- What the task asks -
Reproduce every line of the rows below word for word, omitting the pictures.

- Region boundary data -

####

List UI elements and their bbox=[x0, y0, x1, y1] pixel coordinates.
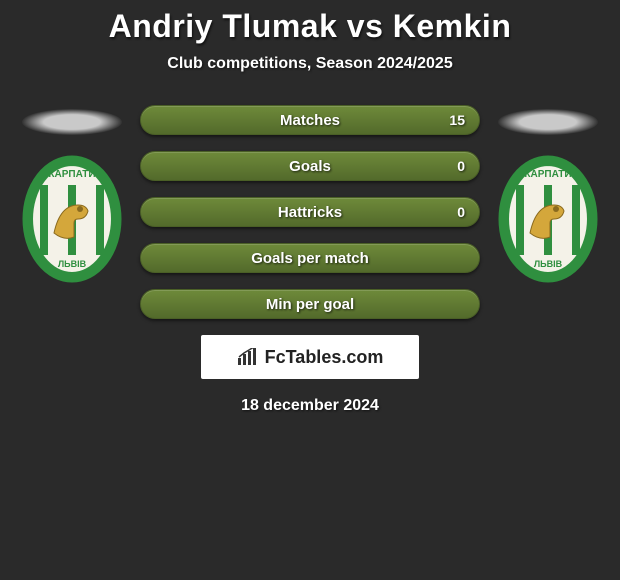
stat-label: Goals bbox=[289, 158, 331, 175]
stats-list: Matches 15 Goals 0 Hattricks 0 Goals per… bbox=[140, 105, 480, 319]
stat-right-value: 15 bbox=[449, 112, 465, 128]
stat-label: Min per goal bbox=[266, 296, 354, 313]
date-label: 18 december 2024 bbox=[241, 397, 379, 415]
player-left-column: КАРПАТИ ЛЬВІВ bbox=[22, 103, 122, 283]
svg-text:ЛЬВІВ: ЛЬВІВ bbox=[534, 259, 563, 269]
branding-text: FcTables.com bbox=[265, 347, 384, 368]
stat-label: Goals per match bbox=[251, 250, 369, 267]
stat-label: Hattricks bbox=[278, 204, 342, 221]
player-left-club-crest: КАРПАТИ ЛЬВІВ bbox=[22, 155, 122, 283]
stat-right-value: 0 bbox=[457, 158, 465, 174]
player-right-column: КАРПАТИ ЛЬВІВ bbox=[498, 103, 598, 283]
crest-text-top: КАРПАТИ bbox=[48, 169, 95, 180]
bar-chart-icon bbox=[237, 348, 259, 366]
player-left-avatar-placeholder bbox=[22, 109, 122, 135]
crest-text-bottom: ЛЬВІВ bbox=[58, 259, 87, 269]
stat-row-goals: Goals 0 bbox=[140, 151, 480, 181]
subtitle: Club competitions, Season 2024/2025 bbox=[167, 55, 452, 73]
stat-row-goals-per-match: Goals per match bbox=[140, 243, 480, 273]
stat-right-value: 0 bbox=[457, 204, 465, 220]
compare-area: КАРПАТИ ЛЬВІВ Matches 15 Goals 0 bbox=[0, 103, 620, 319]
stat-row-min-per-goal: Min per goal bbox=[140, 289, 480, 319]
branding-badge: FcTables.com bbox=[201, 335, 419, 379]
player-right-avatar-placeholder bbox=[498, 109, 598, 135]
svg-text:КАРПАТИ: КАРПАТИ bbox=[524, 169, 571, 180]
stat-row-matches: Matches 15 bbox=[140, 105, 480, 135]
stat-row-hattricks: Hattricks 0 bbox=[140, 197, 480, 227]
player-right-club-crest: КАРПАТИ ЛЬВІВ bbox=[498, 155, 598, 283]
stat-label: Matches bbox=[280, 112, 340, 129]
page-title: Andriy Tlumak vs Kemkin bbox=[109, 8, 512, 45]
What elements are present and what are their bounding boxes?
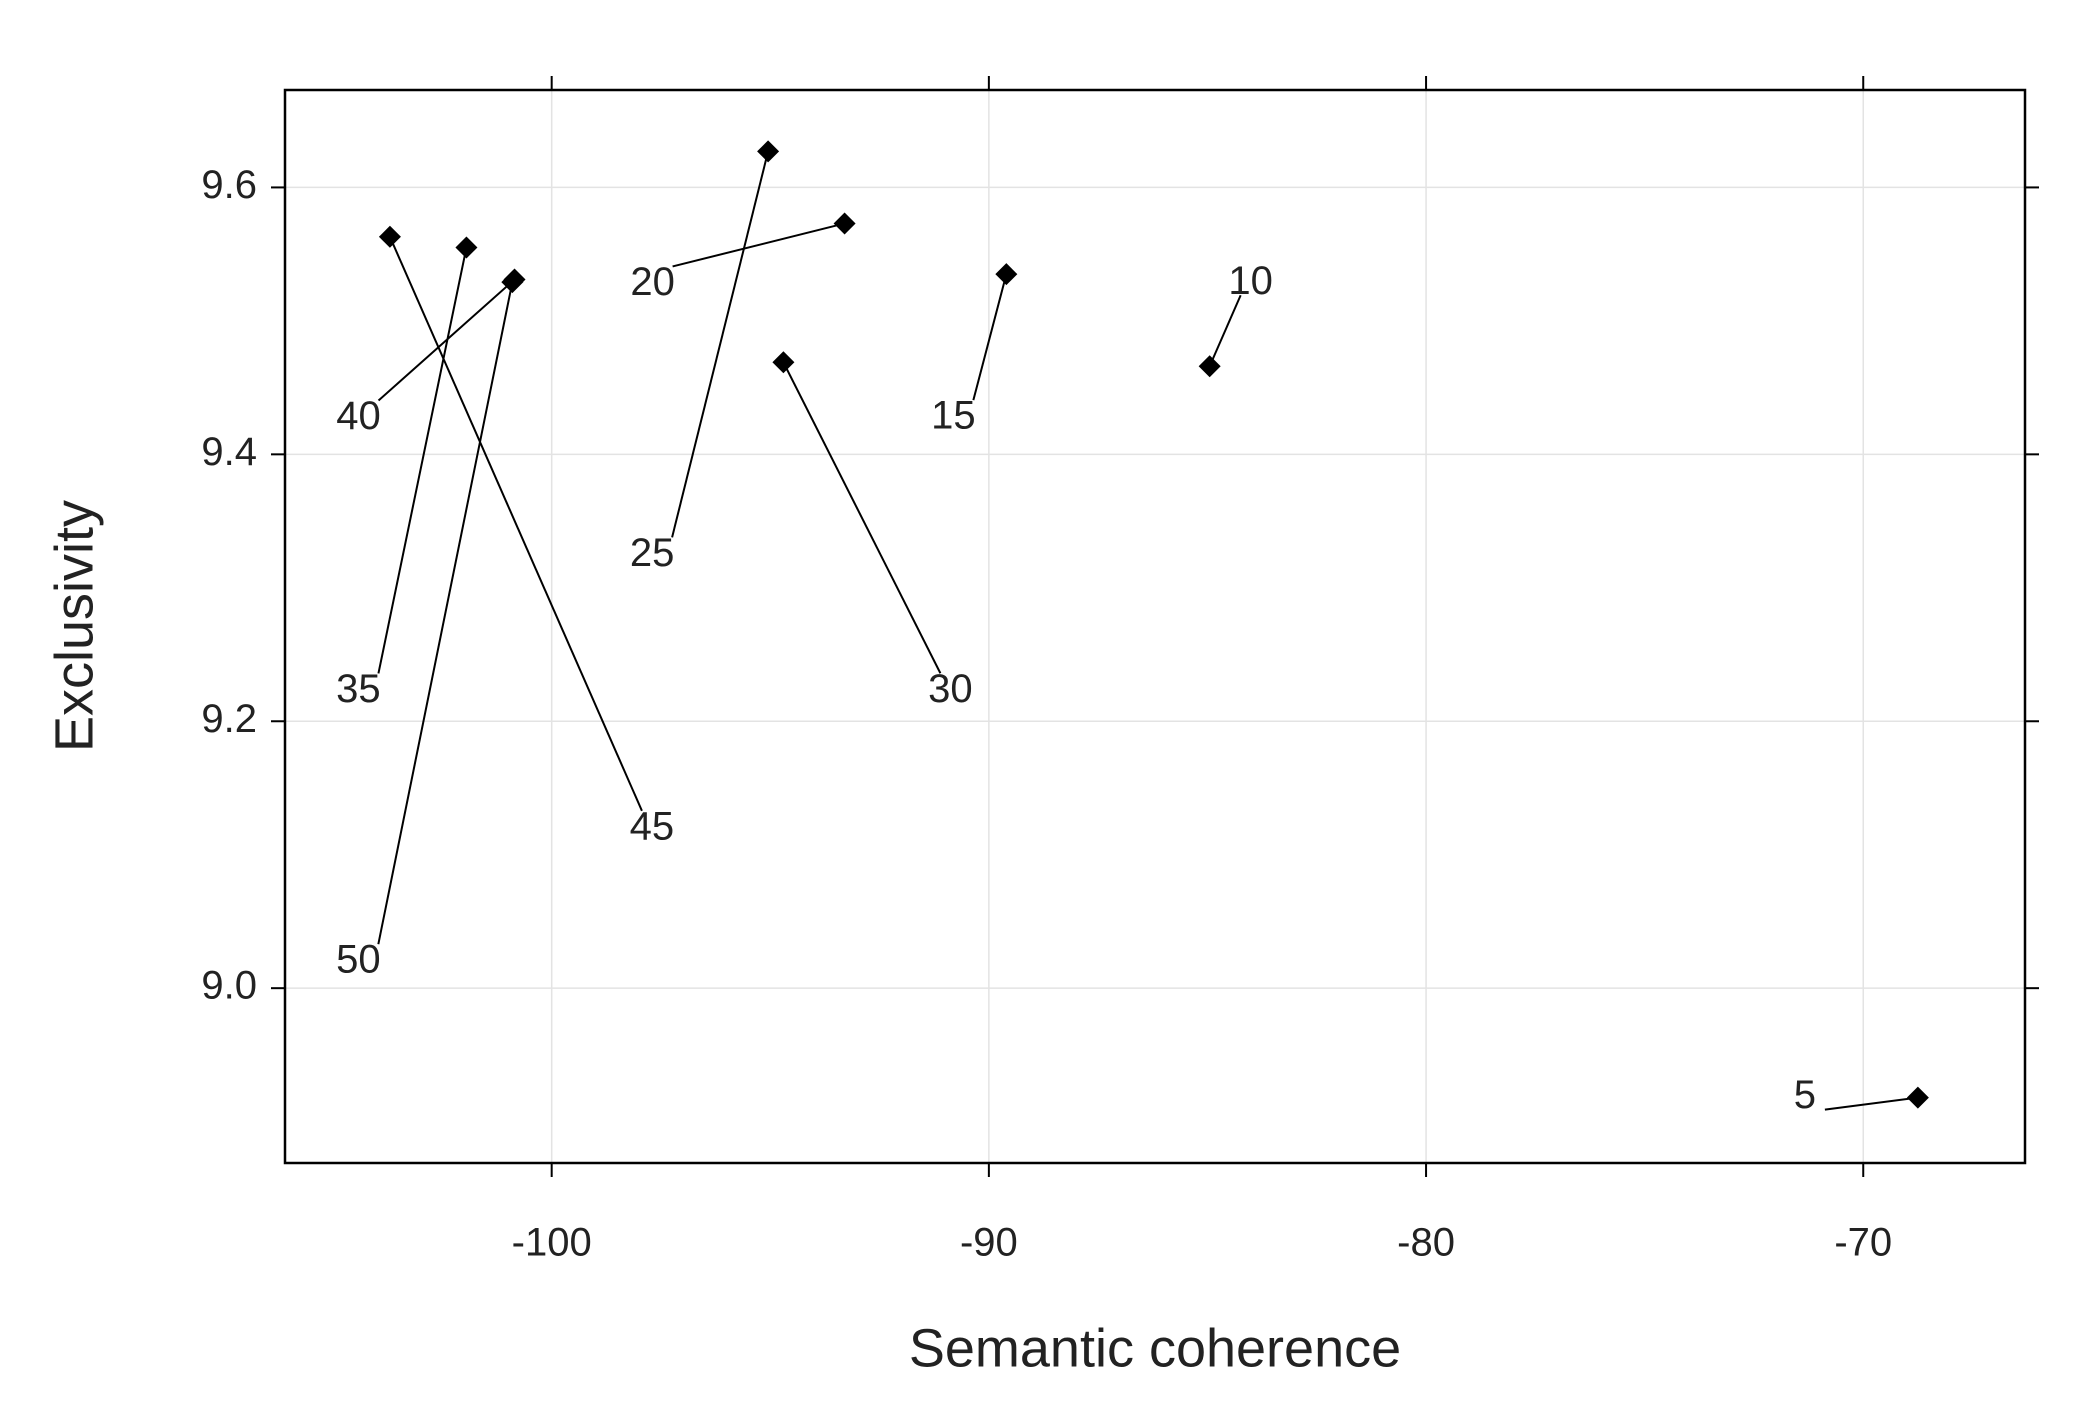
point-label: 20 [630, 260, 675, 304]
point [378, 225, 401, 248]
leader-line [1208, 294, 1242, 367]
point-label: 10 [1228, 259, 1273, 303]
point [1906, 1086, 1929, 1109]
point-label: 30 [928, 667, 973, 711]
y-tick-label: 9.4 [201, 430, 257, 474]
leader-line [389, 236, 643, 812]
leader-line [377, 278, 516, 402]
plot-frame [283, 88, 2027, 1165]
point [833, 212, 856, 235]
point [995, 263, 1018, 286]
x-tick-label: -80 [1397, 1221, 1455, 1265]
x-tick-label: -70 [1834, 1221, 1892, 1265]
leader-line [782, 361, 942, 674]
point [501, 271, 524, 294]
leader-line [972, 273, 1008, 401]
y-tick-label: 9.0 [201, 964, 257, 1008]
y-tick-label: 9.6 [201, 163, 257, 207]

####

- Answer in full -
List UI elements and their bbox=[x0, y0, x1, y1] pixel coordinates.
stat-label: Goals bbox=[289, 158, 331, 175]
stats-list: Matches 15 Goals 0 Hattricks 0 Goals per… bbox=[140, 105, 480, 319]
stat-right-value: 15 bbox=[449, 112, 465, 128]
stat-label: Min per goal bbox=[266, 296, 354, 313]
date-label: 18 december 2024 bbox=[241, 397, 379, 415]
player-left-column: КАРПАТИ ЛЬВІВ bbox=[22, 103, 122, 283]
svg-text:ЛЬВІВ: ЛЬВІВ bbox=[534, 259, 563, 269]
branding-text: FcTables.com bbox=[265, 347, 384, 368]
stat-label: Goals per match bbox=[251, 250, 369, 267]
stat-label: Hattricks bbox=[278, 204, 342, 221]
player-left-club-crest: КАРПАТИ ЛЬВІВ bbox=[22, 155, 122, 283]
stat-right-value: 0 bbox=[457, 158, 465, 174]
player-right-column: КАРПАТИ ЛЬВІВ bbox=[498, 103, 598, 283]
crest-text-top: КАРПАТИ bbox=[48, 169, 95, 180]
bar-chart-icon bbox=[237, 348, 259, 366]
player-left-avatar-placeholder bbox=[22, 109, 122, 135]
crest-text-bottom: ЛЬВІВ bbox=[58, 259, 87, 269]
stat-row-goals: Goals 0 bbox=[140, 151, 480, 181]
subtitle: Club competitions, Season 2024/2025 bbox=[167, 55, 452, 73]
stat-row-goals-per-match: Goals per match bbox=[140, 243, 480, 273]
stat-right-value: 0 bbox=[457, 204, 465, 220]
compare-area: КАРПАТИ ЛЬВІВ Matches 15 Goals 0 bbox=[0, 103, 620, 319]
stat-row-min-per-goal: Min per goal bbox=[140, 289, 480, 319]
branding-badge: FcTables.com bbox=[201, 335, 419, 379]
player-right-avatar-placeholder bbox=[498, 109, 598, 135]
svg-text:КАРПАТИ: КАРПАТИ bbox=[524, 169, 571, 180]
stat-row-matches: Matches 15 bbox=[140, 105, 480, 135]
stat-row-hattricks: Hattricks 0 bbox=[140, 197, 480, 227]
player-right-club-crest: КАРПАТИ ЛЬВІВ bbox=[498, 155, 598, 283]
stat-label: Matches bbox=[280, 112, 340, 129]
page-title: Andriy Tlumak vs Kemkin bbox=[109, 8, 512, 45]
What elements are present and what are their bounding boxes?
point-label: 20 [630, 260, 675, 304]
point [378, 225, 401, 248]
leader-line [1208, 294, 1242, 367]
point-label: 10 [1228, 259, 1273, 303]
point [1906, 1086, 1929, 1109]
point-label: 30 [928, 667, 973, 711]
y-tick-label: 9.4 [201, 430, 257, 474]
leader-line [389, 236, 643, 812]
leader-line [377, 278, 516, 402]
plot-frame [283, 88, 2027, 1165]
point [833, 212, 856, 235]
point [995, 263, 1018, 286]
x-tick-label: -80 [1397, 1221, 1455, 1265]
x-tick-label: -70 [1834, 1221, 1892, 1265]
leader-line [782, 361, 942, 674]
point [501, 271, 524, 294]
leader-line [972, 273, 1008, 401]
y-tick-label: 9.0 [201, 964, 257, 1008]
y-tick-label: 9.6 [201, 163, 257, 207]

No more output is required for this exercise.